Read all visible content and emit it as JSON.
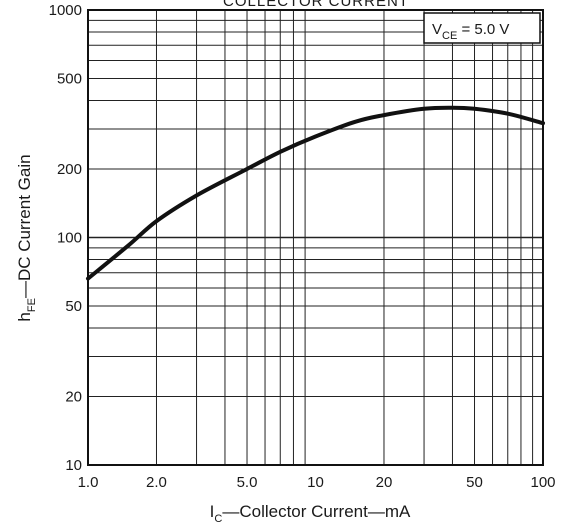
{
  "chart_data": {
    "type": "line",
    "title": "COLLECTOR CURRENT",
    "xlabel": {
      "main": "I",
      "sub": "C",
      "rest": "—Collector  Current—mA"
    },
    "ylabel": {
      "main": "h",
      "sub": "FE",
      "rest": "—DC  Current  Gain"
    },
    "annotation": {
      "main": "V",
      "sub": "CE",
      "rest": " = 5.0 V"
    },
    "xscale": "log",
    "yscale": "log",
    "xlim": [
      1,
      100
    ],
    "ylim": [
      10,
      1000
    ],
    "grid": true,
    "xticks": [
      {
        "value": 1,
        "label": "1.0"
      },
      {
        "value": 2,
        "label": "2.0"
      },
      {
        "value": 5,
        "label": "5.0"
      },
      {
        "value": 10,
        "label": "10"
      },
      {
        "value": 20,
        "label": "20"
      },
      {
        "value": 50,
        "label": "50"
      },
      {
        "value": 100,
        "label": "100"
      }
    ],
    "yticks": [
      {
        "value": 10,
        "label": "10"
      },
      {
        "value": 20,
        "label": "20"
      },
      {
        "value": 50,
        "label": "50"
      },
      {
        "value": 100,
        "label": "100"
      },
      {
        "value": 200,
        "label": "200"
      },
      {
        "value": 500,
        "label": "500"
      },
      {
        "value": 1000,
        "label": "1000"
      }
    ],
    "series": [
      {
        "x": [
          1.0,
          1.5,
          2.0,
          3.0,
          5.0,
          7.0,
          10,
          15,
          20,
          30,
          40,
          50,
          70,
          100
        ],
        "y": [
          66,
          92,
          118,
          153,
          200,
          238,
          278,
          323,
          345,
          368,
          372,
          368,
          350,
          318
        ]
      }
    ],
    "colors": {
      "line": "#111111",
      "grid": "#222222",
      "background": "#ffffff"
    }
  }
}
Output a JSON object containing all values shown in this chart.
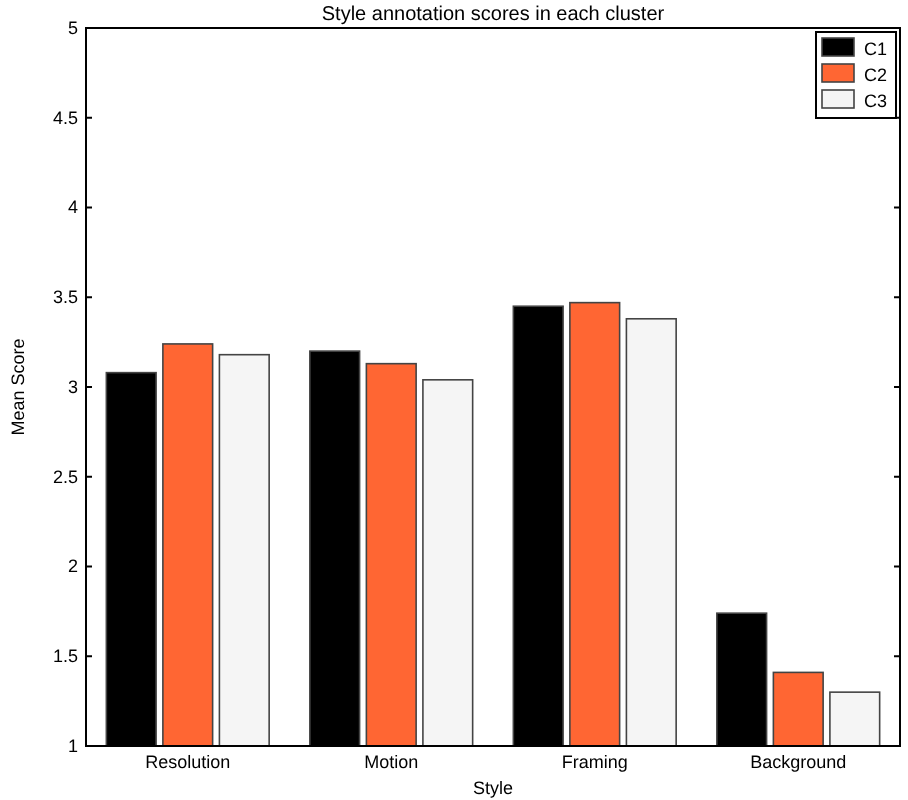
{
  "chart_data": {
    "type": "bar",
    "title": "Style annotation scores in each cluster",
    "xlabel": "Style",
    "ylabel": "Mean Score",
    "categories": [
      "Resolution",
      "Motion",
      "Framing",
      "Background"
    ],
    "series": [
      {
        "name": "C1",
        "color": "#000000",
        "values": [
          3.08,
          3.2,
          3.45,
          1.74
        ]
      },
      {
        "name": "C2",
        "color": "#ff6633",
        "values": [
          3.24,
          3.13,
          3.47,
          1.41
        ]
      },
      {
        "name": "C3",
        "color": "#f5f5f5",
        "values": [
          3.18,
          3.04,
          3.38,
          1.3
        ]
      }
    ],
    "ylim": [
      1,
      5
    ],
    "yticks": [
      1,
      1.5,
      2,
      2.5,
      3,
      3.5,
      4,
      4.5,
      5
    ],
    "grid": false,
    "legend": "top right"
  }
}
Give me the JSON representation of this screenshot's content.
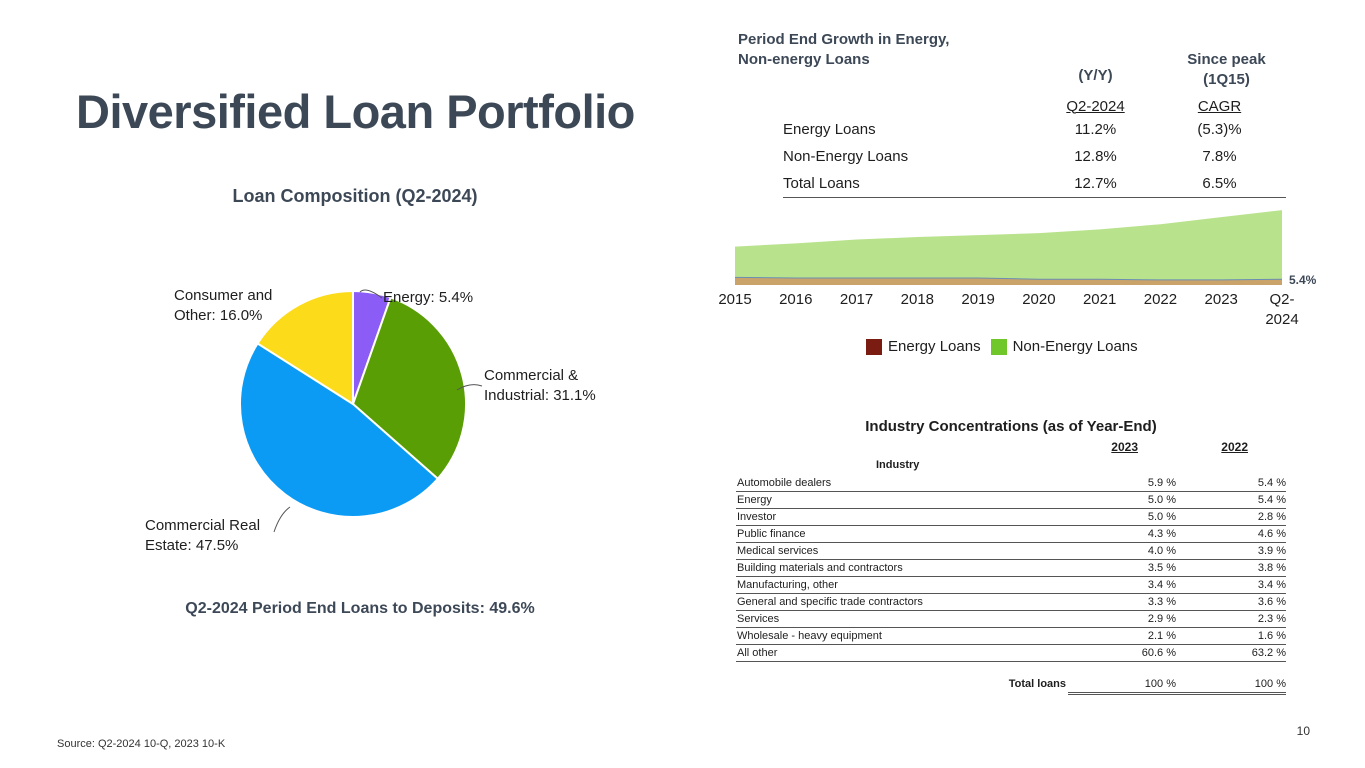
{
  "title": "Diversified Loan Portfolio",
  "pie": {
    "title": "Loan Composition (Q2-2024)",
    "loans_to_deposits": "Q2-2024 Period End Loans to Deposits: 49.6%"
  },
  "growth": {
    "heading_line1": "Period End Growth in Energy,",
    "heading_line2": "Non-energy Loans",
    "col2_header": "(Y/Y)",
    "col3_header_line1": "Since peak",
    "col3_header_line2": "(1Q15)",
    "col2_sub": "Q2-2024",
    "col3_sub": "CAGR",
    "rows": [
      {
        "label": "Energy Loans",
        "yy": "11.2%",
        "cagr": "(5.3)%"
      },
      {
        "label": "Non-Energy Loans",
        "yy": "12.8%",
        "cagr": "7.8%"
      },
      {
        "label": "Total Loans",
        "yy": "12.7%",
        "cagr": "6.5%"
      }
    ]
  },
  "industry": {
    "title": "Industry Concentrations (as of Year-End)",
    "year1": "2023",
    "year2": "2022",
    "col_label": "Industry",
    "rows": [
      {
        "name": "Automobile dealers",
        "v2023": "5.9 %",
        "v2022": "5.4 %"
      },
      {
        "name": "Energy",
        "v2023": "5.0 %",
        "v2022": "5.4 %"
      },
      {
        "name": "Investor",
        "v2023": "5.0 %",
        "v2022": "2.8 %"
      },
      {
        "name": "Public finance",
        "v2023": "4.3 %",
        "v2022": "4.6 %"
      },
      {
        "name": "Medical services",
        "v2023": "4.0 %",
        "v2022": "3.9 %"
      },
      {
        "name": "Building materials and contractors",
        "v2023": "3.5 %",
        "v2022": "3.8 %"
      },
      {
        "name": "Manufacturing, other",
        "v2023": "3.4 %",
        "v2022": "3.4 %"
      },
      {
        "name": "General and specific trade contractors",
        "v2023": "3.3 %",
        "v2022": "3.6 %"
      },
      {
        "name": "Services",
        "v2023": "2.9 %",
        "v2022": "2.3 %"
      },
      {
        "name": "Wholesale - heavy equipment",
        "v2023": "2.1 %",
        "v2022": "1.6 %"
      },
      {
        "name": "All other",
        "v2023": "60.6 %",
        "v2022": "63.2 %"
      }
    ],
    "total_label": "Total loans",
    "total_2023": "100 %",
    "total_2022": "100 %"
  },
  "source": "Source: Q2-2024 10-Q, 2023 10-K",
  "page_number": "10",
  "chart_data": [
    {
      "type": "pie",
      "title": "Loan Composition (Q2-2024)",
      "slices": [
        {
          "label_line1": "Energy: 5.4%",
          "label_line2": "",
          "value": 5.4,
          "color": "#8b5cf6"
        },
        {
          "label_line1": "Commercial &",
          "label_line2": "Industrial: 31.1%",
          "value": 31.1,
          "color": "#5a9e06"
        },
        {
          "label_line1": "Commercial Real",
          "label_line2": "Estate: 47.5%",
          "value": 47.5,
          "color": "#0b9bf5"
        },
        {
          "label_line1": "Consumer and",
          "label_line2": "Other: 16.0%",
          "value": 16.0,
          "color": "#fbdb1a"
        }
      ]
    },
    {
      "type": "area",
      "stacked": true,
      "x_labels": [
        "2015",
        "2016",
        "2017",
        "2018",
        "2019",
        "2020",
        "2021",
        "2022",
        "2023",
        "Q2-2024"
      ],
      "series": [
        {
          "name": "Energy Loans",
          "color": "#7b1c13",
          "values": [
            12,
            11,
            11,
            11,
            11,
            9,
            9,
            8,
            8,
            9
          ]
        },
        {
          "name": "Non-Energy Loans",
          "color": "#b9e28d",
          "values": [
            48,
            54,
            60,
            64,
            67,
            72,
            78,
            87,
            98,
            108
          ]
        }
      ],
      "end_label": "5.4%",
      "ylim": [
        0,
        125
      ],
      "legend": "bottom"
    }
  ]
}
+---+
Directive ->
Transcribe the material exactly, keeping every word and none of the pictures.

Answer to this problem ->
Read all visible content and emit it as JSON.
{
  "chart_data": {
    "type": "line",
    "title": "COLLECTOR CURRENT",
    "xlabel": {
      "main": "I",
      "sub": "C",
      "rest": "—Collector  Current—mA"
    },
    "ylabel": {
      "main": "h",
      "sub": "FE",
      "rest": "—DC  Current  Gain"
    },
    "annotation": {
      "main": "V",
      "sub": "CE",
      "rest": " = 5.0 V"
    },
    "xscale": "log",
    "yscale": "log",
    "xlim": [
      1,
      100
    ],
    "ylim": [
      10,
      1000
    ],
    "grid": true,
    "xticks": [
      {
        "value": 1,
        "label": "1.0"
      },
      {
        "value": 2,
        "label": "2.0"
      },
      {
        "value": 5,
        "label": "5.0"
      },
      {
        "value": 10,
        "label": "10"
      },
      {
        "value": 20,
        "label": "20"
      },
      {
        "value": 50,
        "label": "50"
      },
      {
        "value": 100,
        "label": "100"
      }
    ],
    "yticks": [
      {
        "value": 10,
        "label": "10"
      },
      {
        "value": 20,
        "label": "20"
      },
      {
        "value": 50,
        "label": "50"
      },
      {
        "value": 100,
        "label": "100"
      },
      {
        "value": 200,
        "label": "200"
      },
      {
        "value": 500,
        "label": "500"
      },
      {
        "value": 1000,
        "label": "1000"
      }
    ],
    "series": [
      {
        "x": [
          1.0,
          1.5,
          2.0,
          3.0,
          5.0,
          7.0,
          10,
          15,
          20,
          30,
          40,
          50,
          70,
          100
        ],
        "y": [
          66,
          92,
          118,
          153,
          200,
          238,
          278,
          323,
          345,
          368,
          372,
          368,
          350,
          318
        ]
      }
    ],
    "colors": {
      "line": "#111111",
      "grid": "#222222",
      "background": "#ffffff"
    }
  }
}
Output a JSON object containing all values shown in this chart.
{
  "chart_data": {
    "type": "bar",
    "title": "Style annotation scores in each cluster",
    "xlabel": "Style",
    "ylabel": "Mean Score",
    "categories": [
      "Resolution",
      "Motion",
      "Framing",
      "Background"
    ],
    "series": [
      {
        "name": "C1",
        "color": "#000000",
        "values": [
          3.08,
          3.2,
          3.45,
          1.74
        ]
      },
      {
        "name": "C2",
        "color": "#ff6633",
        "values": [
          3.24,
          3.13,
          3.47,
          1.41
        ]
      },
      {
        "name": "C3",
        "color": "#f5f5f5",
        "values": [
          3.18,
          3.04,
          3.38,
          1.3
        ]
      }
    ],
    "ylim": [
      1,
      5
    ],
    "yticks": [
      1,
      1.5,
      2,
      2.5,
      3,
      3.5,
      4,
      4.5,
      5
    ],
    "grid": false,
    "legend": "top right"
  }
}
Give me the JSON representation of this screenshot's content.
{
  "title": "Diversified Loan Portfolio",
  "pie": {
    "title": "Loan Composition (Q2-2024)",
    "loans_to_deposits": "Q2-2024 Period End Loans to Deposits: 49.6%"
  },
  "growth": {
    "heading_line1": "Period End Growth in Energy,",
    "heading_line2": "Non-energy Loans",
    "col2_header": "(Y/Y)",
    "col3_header_line1": "Since peak",
    "col3_header_line2": "(1Q15)",
    "col2_sub": "Q2-2024",
    "col3_sub": "CAGR",
    "rows": [
      {
        "label": "Energy Loans",
        "yy": "11.2%",
        "cagr": "(5.3)%"
      },
      {
        "label": "Non-Energy Loans",
        "yy": "12.8%",
        "cagr": "7.8%"
      },
      {
        "label": "Total Loans",
        "yy": "12.7%",
        "cagr": "6.5%"
      }
    ]
  },
  "industry": {
    "title": "Industry Concentrations (as of Year-End)",
    "year1": "2023",
    "year2": "2022",
    "col_label": "Industry",
    "rows": [
      {
        "name": "Automobile dealers",
        "v2023": "5.9 %",
        "v2022": "5.4 %"
      },
      {
        "name": "Energy",
        "v2023": "5.0 %",
        "v2022": "5.4 %"
      },
      {
        "name": "Investor",
        "v2023": "5.0 %",
        "v2022": "2.8 %"
      },
      {
        "name": "Public finance",
        "v2023": "4.3 %",
        "v2022": "4.6 %"
      },
      {
        "name": "Medical services",
        "v2023": "4.0 %",
        "v2022": "3.9 %"
      },
      {
        "name": "Building materials and contractors",
        "v2023": "3.5 %",
        "v2022": "3.8 %"
      },
      {
        "name": "Manufacturing, other",
        "v2023": "3.4 %",
        "v2022": "3.4 %"
      },
      {
        "name": "General and specific trade contractors",
        "v2023": "3.3 %",
        "v2022": "3.6 %"
      },
      {
        "name": "Services",
        "v2023": "2.9 %",
        "v2022": "2.3 %"
      },
      {
        "name": "Wholesale - heavy equipment",
        "v2023": "2.1 %",
        "v2022": "1.6 %"
      },
      {
        "name": "All other",
        "v2023": "60.6 %",
        "v2022": "63.2 %"
      }
    ],
    "total_label": "Total loans",
    "total_2023": "100 %",
    "total_2022": "100 %"
  },
  "source": "Source: Q2-2024 10-Q, 2023 10-K",
  "page_number": "10",
  "chart_data": [
    {
      "type": "pie",
      "title": "Loan Composition (Q2-2024)",
      "slices": [
        {
          "label_line1": "Energy: 5.4%",
          "label_line2": "",
          "value": 5.4,
          "color": "#8b5cf6"
        },
        {
          "label_line1": "Commercial &",
          "label_line2": "Industrial: 31.1%",
          "value": 31.1,
          "color": "#5a9e06"
        },
        {
          "label_line1": "Commercial Real",
          "label_line2": "Estate: 47.5%",
          "value": 47.5,
          "color": "#0b9bf5"
        },
        {
          "label_line1": "Consumer and",
          "label_line2": "Other: 16.0%",
          "value": 16.0,
          "color": "#fbdb1a"
        }
      ]
    },
    {
      "type": "area",
      "stacked": true,
      "x_labels": [
        "2015",
        "2016",
        "2017",
        "2018",
        "2019",
        "2020",
        "2021",
        "2022",
        "2023",
        "Q2-2024"
      ],
      "series": [
        {
          "name": "Energy Loans",
          "color": "#7b1c13",
          "values": [
            12,
            11,
            11,
            11,
            11,
            9,
            9,
            8,
            8,
            9
          ]
        },
        {
          "name": "Non-Energy Loans",
          "color": "#b9e28d",
          "values": [
            48,
            54,
            60,
            64,
            67,
            72,
            78,
            87,
            98,
            108
          ]
        }
      ],
      "end_label": "5.4%",
      "ylim": [
        0,
        125
      ],
      "legend": "bottom"
    }
  ]
}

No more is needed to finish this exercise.